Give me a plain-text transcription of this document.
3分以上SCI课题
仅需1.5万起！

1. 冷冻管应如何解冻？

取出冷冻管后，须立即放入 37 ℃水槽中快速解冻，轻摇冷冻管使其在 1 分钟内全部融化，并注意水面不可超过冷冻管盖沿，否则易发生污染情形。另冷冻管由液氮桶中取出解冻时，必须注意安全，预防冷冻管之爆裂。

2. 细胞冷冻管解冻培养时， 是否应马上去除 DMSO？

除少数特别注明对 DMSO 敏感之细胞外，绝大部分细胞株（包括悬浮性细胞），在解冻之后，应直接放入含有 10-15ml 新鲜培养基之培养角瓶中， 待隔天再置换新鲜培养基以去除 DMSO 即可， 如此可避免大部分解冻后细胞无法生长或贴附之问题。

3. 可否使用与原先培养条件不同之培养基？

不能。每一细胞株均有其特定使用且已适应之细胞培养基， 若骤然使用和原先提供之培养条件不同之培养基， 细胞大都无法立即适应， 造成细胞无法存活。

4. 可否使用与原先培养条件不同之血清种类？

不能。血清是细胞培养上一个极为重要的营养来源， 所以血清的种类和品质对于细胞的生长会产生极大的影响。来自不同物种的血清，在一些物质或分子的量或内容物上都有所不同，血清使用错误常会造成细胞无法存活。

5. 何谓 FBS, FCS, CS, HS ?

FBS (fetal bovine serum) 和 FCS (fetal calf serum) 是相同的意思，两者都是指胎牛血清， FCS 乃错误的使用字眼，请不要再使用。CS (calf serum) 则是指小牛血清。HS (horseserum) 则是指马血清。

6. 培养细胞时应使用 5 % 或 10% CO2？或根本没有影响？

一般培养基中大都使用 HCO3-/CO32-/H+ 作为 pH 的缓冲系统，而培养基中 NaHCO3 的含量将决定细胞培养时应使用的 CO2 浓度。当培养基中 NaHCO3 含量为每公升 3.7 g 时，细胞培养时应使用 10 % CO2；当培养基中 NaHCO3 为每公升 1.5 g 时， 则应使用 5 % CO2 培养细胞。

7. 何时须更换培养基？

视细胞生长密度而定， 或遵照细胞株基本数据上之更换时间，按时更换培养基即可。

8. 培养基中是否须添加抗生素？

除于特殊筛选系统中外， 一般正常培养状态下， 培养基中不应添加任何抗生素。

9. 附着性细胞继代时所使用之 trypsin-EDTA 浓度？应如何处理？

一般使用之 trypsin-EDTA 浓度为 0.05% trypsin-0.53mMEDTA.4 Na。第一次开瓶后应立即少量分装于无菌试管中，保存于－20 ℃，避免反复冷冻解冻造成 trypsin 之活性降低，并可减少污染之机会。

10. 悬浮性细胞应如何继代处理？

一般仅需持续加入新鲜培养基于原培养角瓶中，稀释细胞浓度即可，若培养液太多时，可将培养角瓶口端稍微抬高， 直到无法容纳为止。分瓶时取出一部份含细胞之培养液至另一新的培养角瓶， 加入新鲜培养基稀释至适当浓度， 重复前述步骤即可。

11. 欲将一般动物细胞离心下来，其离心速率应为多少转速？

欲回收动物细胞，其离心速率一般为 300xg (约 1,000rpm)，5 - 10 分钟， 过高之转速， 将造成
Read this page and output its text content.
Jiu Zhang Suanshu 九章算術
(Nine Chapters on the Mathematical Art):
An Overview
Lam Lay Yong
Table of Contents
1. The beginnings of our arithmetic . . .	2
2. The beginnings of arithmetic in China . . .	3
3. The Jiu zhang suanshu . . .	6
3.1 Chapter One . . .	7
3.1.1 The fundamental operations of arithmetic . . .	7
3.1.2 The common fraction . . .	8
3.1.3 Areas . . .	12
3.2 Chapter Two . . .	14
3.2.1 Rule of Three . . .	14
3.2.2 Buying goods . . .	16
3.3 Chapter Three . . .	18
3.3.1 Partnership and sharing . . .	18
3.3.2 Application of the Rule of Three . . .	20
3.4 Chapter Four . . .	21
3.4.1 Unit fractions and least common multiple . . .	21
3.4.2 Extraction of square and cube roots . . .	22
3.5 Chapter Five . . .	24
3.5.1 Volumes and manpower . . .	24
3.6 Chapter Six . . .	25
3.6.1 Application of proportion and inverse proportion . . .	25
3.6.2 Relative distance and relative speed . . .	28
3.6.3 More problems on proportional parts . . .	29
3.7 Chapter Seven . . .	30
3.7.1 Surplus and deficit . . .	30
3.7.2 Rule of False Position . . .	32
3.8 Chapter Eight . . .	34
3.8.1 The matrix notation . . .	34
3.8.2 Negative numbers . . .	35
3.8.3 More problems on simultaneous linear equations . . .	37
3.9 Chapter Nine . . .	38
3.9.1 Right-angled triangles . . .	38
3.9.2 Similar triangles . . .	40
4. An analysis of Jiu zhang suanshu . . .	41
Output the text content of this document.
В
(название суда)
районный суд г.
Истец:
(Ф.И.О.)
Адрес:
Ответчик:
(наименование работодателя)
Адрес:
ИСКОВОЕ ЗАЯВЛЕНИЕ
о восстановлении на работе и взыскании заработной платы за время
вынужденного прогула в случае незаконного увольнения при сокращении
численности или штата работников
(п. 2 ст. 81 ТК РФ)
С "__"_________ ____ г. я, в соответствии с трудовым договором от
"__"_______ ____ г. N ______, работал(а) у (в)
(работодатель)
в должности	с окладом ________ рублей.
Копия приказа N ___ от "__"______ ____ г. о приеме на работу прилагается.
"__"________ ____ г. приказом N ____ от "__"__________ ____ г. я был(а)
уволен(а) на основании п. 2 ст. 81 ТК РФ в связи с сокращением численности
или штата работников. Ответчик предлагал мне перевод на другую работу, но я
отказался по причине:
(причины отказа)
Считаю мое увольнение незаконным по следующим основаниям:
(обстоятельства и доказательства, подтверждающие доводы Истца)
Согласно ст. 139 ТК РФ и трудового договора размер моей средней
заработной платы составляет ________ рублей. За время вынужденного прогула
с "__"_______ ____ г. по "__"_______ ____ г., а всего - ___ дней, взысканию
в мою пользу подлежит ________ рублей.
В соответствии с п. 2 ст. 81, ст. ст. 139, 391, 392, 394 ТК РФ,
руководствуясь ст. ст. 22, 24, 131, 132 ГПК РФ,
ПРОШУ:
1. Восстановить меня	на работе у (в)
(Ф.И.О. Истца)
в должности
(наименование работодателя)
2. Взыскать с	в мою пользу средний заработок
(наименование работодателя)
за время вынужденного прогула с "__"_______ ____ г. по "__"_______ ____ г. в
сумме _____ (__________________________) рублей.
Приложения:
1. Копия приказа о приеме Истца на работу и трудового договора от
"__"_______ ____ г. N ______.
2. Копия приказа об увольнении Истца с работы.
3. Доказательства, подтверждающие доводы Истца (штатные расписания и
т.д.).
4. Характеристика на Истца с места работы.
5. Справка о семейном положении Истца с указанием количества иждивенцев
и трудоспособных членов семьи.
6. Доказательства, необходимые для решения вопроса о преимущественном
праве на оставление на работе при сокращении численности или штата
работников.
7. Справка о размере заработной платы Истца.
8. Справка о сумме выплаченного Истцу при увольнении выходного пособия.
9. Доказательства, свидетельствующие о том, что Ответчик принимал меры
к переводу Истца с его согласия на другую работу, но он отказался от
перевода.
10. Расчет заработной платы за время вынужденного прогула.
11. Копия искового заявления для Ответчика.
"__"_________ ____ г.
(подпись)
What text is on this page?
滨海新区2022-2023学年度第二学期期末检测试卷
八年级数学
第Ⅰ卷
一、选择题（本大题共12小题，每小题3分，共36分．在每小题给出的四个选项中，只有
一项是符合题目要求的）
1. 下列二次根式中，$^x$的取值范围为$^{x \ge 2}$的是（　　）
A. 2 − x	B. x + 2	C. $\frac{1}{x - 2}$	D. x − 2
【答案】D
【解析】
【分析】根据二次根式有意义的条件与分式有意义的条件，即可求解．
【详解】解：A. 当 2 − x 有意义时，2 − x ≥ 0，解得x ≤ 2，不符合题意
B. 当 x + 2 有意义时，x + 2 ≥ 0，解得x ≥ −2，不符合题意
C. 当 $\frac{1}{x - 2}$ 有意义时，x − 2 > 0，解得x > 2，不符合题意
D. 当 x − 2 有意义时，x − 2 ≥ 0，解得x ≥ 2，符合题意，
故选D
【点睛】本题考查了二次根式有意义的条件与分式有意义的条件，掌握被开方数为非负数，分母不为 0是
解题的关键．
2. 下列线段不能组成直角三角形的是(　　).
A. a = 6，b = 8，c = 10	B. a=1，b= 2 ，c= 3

Your objective —
Collect, from the material above, every line containing the word "common".

Output for this exercise —
3.1.2 The common fraction . . .	8
3.4.1 Unit fractions and least common multiple . . .	21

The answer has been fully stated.